── Data provided ──

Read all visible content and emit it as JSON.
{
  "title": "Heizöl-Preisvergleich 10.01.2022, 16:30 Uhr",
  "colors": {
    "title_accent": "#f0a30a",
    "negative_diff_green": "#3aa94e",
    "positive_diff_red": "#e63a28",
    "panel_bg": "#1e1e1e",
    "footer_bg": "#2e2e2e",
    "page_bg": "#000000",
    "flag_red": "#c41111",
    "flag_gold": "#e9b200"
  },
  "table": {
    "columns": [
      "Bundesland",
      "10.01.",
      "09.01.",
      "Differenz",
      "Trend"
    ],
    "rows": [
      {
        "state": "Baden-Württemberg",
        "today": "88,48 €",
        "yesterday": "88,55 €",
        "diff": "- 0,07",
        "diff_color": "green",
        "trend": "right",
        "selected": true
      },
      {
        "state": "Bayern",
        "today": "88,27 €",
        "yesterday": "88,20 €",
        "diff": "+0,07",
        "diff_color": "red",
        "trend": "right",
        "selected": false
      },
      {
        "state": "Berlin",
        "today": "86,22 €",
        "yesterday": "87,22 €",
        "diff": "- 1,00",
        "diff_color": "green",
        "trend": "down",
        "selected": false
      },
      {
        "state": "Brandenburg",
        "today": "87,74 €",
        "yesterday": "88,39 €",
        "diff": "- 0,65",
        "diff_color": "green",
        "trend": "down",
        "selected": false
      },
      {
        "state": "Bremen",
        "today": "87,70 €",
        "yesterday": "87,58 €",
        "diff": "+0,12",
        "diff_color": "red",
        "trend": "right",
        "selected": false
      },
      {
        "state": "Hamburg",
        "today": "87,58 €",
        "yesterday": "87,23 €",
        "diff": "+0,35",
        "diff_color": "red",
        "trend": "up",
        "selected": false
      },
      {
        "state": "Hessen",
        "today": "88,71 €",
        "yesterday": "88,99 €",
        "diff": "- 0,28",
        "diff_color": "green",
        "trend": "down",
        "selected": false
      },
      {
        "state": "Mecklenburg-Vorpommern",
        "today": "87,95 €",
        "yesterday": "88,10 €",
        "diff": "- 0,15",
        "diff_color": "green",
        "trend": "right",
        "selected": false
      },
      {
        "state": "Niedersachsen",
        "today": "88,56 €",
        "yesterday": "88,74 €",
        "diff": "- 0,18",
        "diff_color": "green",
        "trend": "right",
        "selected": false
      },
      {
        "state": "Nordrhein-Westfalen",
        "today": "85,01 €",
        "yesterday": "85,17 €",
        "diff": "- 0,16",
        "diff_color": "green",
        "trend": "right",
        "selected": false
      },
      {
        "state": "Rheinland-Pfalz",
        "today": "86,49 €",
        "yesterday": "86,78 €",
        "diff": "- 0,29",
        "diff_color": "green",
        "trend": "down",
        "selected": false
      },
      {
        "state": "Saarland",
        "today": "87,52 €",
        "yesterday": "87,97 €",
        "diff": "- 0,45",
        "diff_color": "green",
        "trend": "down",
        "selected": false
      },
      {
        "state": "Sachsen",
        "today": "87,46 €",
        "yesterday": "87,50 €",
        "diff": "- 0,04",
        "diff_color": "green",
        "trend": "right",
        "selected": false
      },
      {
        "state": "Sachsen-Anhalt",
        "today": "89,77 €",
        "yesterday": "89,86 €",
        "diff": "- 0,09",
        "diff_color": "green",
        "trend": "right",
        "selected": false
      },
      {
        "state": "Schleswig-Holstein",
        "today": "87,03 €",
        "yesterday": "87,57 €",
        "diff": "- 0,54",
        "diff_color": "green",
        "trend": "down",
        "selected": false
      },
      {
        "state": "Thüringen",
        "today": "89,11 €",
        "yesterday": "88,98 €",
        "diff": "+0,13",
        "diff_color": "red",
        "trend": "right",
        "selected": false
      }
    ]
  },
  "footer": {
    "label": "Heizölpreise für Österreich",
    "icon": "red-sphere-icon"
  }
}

───

# [What is required]
Quote each line of the data above exactly as written.

# [Solved problem]
Read all visible content and emit it as JSON.
{
  "title": "Heizöl-Preisvergleich 10.01.2022, 16:30 Uhr",
  "colors": {
    "title_accent": "#f0a30a",
    "negative_diff_green": "#3aa94e",
    "positive_diff_red": "#e63a28",
    "panel_bg": "#1e1e1e",
    "footer_bg": "#2e2e2e",
    "page_bg": "#000000",
    "flag_red": "#c41111",
    "flag_gold": "#e9b200"
  },
  "table": {
    "columns": [
      "Bundesland",
      "10.01.",
      "09.01.",
      "Differenz",
      "Trend"
    ],
    "rows": [
      {
        "state": "Baden-Württemberg",
        "today": "88,48 €",
        "yesterday": "88,55 €",
        "diff": "- 0,07",
        "diff_color": "green",
        "trend": "right",
        "selected": true
      },
      {
        "state": "Bayern",
        "today": "88,27 €",
        "yesterday": "88,20 €",
        "diff": "+0,07",
        "diff_color": "red",
        "trend": "right",
        "selected": false
      },
      {
        "state": "Berlin",
        "today": "86,22 €",
        "yesterday": "87,22 €",
        "diff": "- 1,00",
        "diff_color": "green",
        "trend": "down",
        "selected": false
      },
      {
        "state": "Brandenburg",
        "today": "87,74 €",
        "yesterday": "88,39 €",
        "diff": "- 0,65",
        "diff_color": "green",
        "trend": "down",
        "selected": false
      },
      {
        "state": "Bremen",
        "today": "87,70 €",
        "yesterday": "87,58 €",
        "diff": "+0,12",
        "diff_color": "red",
        "trend": "right",
        "selected": false
      },
      {
        "state": "Hamburg",
        "today": "87,58 €",
        "yesterday": "87,23 €",
        "diff": "+0,35",
        "diff_color": "red",
        "trend": "up",
        "selected": false
      },
      {
        "state": "Hessen",
        "today": "88,71 €",
        "yesterday": "88,99 €",
        "diff": "- 0,28",
        "diff_color": "green",
        "trend": "down",
        "selected": false
      },
      {
        "state": "Mecklenburg-Vorpommern",
        "today": "87,95 €",
        "yesterday": "88,10 €",
        "diff": "- 0,15",
        "diff_color": "green",
        "trend": "right",
        "selected": false
      },
      {
        "state": "Niedersachsen",
        "today": "88,56 €",
        "yesterday": "88,74 €",
        "diff": "- 0,18",
        "diff_color": "green",
        "trend": "right",
        "selected": false
      },
      {
        "state": "Nordrhein-Westfalen",
        "today": "85,01 €",
        "yesterday": "85,17 €",
        "diff": "- 0,16",
        "diff_color": "green",
        "trend": "right",
        "selected": false
      },
      {
        "state": "Rheinland-Pfalz",
        "today": "86,49 €",
        "yesterday": "86,78 €",
        "diff": "- 0,29",
        "diff_color": "green",
        "trend": "down",
        "selected": false
      },
      {
        "state": "Saarland",
        "today": "87,52 €",
        "yesterday": "87,97 €",
        "diff": "- 0,45",
        "diff_color": "green",
        "trend": "down",
        "selected": false
      },
      {
        "state": "Sachsen",
        "today": "87,46 €",
        "yesterday": "87,50 €",
        "diff": "- 0,04",
        "diff_color": "green",
        "trend": "right",
        "selected": false
      },
      {
        "state": "Sachsen-Anhalt",
        "today": "89,77 €",
        "yesterday": "89,86 €",
        "diff": "- 0,09",
        "diff_color": "green",
        "trend": "right",
        "selected": false
      },
      {
        "state": "Schleswig-Holstein",
        "today": "87,03 €",
        "yesterday": "87,57 €",
        "diff": "- 0,54",
        "diff_color": "green",
        "trend": "down",
        "selected": false
      },
      {
        "state": "Thüringen",
        "today": "89,11 €",
        "yesterday": "88,98 €",
        "diff": "+0,13",
        "diff_color": "red",
        "trend": "right",
        "selected": false
      }
    ]
  },
  "footer": {
    "label": "Heizölpreise für Österreich",
    "icon": "red-sphere-icon"
  }
}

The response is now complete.